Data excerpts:
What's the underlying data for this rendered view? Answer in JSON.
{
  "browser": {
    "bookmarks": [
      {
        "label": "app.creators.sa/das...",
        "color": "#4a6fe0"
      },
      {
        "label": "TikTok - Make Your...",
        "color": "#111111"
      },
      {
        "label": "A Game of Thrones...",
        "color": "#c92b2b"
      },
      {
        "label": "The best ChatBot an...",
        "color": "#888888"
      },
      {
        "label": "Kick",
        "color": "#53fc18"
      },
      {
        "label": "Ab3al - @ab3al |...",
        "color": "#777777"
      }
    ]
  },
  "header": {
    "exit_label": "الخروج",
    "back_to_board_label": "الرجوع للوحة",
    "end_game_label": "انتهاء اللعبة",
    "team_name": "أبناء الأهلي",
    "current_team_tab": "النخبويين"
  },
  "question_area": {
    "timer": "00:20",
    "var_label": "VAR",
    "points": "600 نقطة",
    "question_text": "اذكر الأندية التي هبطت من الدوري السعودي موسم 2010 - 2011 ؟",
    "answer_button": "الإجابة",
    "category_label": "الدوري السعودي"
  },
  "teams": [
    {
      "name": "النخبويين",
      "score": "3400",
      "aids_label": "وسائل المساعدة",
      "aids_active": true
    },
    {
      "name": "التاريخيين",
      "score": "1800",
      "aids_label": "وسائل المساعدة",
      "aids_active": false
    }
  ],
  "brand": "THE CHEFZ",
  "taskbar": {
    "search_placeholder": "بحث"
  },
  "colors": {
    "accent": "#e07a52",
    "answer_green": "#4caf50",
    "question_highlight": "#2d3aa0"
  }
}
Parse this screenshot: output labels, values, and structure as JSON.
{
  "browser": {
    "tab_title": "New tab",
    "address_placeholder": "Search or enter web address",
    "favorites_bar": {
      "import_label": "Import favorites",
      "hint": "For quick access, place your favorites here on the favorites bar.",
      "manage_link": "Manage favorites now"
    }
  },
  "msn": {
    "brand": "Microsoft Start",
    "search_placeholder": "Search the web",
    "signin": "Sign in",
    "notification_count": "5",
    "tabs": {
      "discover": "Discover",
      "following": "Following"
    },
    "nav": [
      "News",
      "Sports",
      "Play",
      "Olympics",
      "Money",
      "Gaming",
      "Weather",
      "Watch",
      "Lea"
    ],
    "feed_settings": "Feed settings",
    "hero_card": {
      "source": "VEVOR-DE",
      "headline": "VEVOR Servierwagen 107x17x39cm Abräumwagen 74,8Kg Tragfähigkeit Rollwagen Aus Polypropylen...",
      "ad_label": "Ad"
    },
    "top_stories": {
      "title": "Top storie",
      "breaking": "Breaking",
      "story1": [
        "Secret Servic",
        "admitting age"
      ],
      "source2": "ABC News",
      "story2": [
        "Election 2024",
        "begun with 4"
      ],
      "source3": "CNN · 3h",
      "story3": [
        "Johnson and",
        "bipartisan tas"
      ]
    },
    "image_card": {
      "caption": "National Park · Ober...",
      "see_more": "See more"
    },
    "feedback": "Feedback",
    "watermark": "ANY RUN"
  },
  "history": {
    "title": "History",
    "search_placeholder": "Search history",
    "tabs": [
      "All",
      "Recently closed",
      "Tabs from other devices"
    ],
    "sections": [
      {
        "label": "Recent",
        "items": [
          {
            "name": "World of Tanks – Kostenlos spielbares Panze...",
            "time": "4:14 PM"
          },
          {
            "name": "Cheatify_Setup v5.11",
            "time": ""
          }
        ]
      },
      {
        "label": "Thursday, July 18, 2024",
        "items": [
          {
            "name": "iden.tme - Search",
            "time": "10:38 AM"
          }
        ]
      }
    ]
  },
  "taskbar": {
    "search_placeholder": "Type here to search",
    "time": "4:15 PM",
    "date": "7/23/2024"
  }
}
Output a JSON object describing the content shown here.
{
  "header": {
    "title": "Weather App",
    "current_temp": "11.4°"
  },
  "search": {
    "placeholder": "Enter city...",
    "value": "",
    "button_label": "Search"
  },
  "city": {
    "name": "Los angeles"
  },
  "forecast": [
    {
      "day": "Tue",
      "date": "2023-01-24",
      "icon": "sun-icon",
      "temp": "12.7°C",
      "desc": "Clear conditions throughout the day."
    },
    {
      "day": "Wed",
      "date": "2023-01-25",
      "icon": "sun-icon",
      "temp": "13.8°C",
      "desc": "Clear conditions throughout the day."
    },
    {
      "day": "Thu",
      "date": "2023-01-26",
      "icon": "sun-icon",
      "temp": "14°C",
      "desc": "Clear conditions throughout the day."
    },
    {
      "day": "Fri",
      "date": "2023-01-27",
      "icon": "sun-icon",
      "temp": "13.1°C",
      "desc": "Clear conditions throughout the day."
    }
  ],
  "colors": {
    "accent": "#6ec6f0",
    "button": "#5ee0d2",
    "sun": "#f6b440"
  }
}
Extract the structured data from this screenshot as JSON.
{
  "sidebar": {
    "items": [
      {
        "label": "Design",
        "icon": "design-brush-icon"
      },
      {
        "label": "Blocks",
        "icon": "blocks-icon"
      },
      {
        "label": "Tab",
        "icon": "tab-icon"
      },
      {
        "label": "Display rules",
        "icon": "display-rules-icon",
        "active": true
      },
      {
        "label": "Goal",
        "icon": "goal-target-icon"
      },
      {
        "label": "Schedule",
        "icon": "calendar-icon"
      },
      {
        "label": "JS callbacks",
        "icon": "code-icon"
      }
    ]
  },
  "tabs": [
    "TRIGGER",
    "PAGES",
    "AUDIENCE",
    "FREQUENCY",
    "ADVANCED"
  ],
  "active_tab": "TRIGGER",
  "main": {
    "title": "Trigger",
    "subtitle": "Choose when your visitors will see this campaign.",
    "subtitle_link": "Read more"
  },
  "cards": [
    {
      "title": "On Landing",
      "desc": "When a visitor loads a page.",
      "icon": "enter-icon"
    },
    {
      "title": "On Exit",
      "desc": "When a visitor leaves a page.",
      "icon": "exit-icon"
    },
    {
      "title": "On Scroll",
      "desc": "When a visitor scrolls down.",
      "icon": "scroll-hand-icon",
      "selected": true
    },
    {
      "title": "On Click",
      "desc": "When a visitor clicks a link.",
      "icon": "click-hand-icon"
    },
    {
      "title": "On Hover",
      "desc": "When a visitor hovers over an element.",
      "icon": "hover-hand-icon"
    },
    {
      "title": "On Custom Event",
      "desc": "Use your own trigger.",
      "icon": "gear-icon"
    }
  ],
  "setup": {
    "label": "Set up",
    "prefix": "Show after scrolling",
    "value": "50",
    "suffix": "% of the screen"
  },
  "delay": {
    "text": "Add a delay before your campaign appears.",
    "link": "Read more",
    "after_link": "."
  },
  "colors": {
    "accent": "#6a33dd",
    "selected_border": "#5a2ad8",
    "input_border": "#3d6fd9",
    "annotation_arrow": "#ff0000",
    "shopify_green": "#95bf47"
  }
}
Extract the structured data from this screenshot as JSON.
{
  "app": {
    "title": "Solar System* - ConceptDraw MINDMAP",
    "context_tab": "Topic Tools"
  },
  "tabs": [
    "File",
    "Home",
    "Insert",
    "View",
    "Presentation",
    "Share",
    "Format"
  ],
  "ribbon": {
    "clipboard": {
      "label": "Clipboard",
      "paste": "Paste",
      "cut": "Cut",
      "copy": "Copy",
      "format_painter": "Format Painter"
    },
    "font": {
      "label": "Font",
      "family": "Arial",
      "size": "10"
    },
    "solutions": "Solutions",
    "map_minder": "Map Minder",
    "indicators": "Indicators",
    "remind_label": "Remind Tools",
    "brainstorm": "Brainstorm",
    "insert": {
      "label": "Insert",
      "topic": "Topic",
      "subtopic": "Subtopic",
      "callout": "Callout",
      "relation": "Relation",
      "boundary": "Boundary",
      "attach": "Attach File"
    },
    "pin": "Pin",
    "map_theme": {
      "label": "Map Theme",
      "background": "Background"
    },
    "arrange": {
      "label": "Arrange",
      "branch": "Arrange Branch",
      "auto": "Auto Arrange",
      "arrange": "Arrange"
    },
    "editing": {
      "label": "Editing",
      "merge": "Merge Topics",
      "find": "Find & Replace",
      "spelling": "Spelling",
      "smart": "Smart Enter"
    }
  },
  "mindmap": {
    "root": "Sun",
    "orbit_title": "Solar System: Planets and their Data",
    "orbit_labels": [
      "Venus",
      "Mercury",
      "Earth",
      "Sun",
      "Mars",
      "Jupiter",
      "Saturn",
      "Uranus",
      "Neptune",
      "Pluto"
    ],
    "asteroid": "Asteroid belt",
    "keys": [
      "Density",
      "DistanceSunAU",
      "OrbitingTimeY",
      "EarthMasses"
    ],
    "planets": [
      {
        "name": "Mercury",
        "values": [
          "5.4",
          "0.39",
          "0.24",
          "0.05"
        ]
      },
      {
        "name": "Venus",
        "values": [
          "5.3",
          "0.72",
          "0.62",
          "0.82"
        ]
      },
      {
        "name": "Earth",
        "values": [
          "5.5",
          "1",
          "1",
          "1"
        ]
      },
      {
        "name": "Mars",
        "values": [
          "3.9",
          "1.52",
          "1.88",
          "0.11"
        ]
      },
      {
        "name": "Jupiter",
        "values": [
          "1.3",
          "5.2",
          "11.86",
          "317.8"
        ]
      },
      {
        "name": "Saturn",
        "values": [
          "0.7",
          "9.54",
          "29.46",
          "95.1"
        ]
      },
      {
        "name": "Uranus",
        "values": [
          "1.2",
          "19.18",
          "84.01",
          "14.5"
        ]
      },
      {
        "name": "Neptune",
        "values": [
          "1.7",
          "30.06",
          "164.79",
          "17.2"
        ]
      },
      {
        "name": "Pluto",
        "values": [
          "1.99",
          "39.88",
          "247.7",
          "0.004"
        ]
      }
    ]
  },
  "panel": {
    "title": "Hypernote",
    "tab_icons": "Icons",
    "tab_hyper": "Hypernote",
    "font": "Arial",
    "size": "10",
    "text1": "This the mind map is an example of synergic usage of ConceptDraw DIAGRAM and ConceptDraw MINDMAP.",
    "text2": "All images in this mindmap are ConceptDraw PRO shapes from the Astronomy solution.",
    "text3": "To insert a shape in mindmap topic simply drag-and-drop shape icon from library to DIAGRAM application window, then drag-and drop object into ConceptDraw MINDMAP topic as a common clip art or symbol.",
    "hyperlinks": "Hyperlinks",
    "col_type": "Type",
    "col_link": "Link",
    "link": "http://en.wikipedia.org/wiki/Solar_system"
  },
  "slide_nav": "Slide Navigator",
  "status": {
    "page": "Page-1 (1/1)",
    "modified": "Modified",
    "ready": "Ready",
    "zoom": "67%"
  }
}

What is being asked —
Collect each line of the entries that has the word "Format", copying it in full.

In response —
    "Format"
      "format_painter": "Format Painter"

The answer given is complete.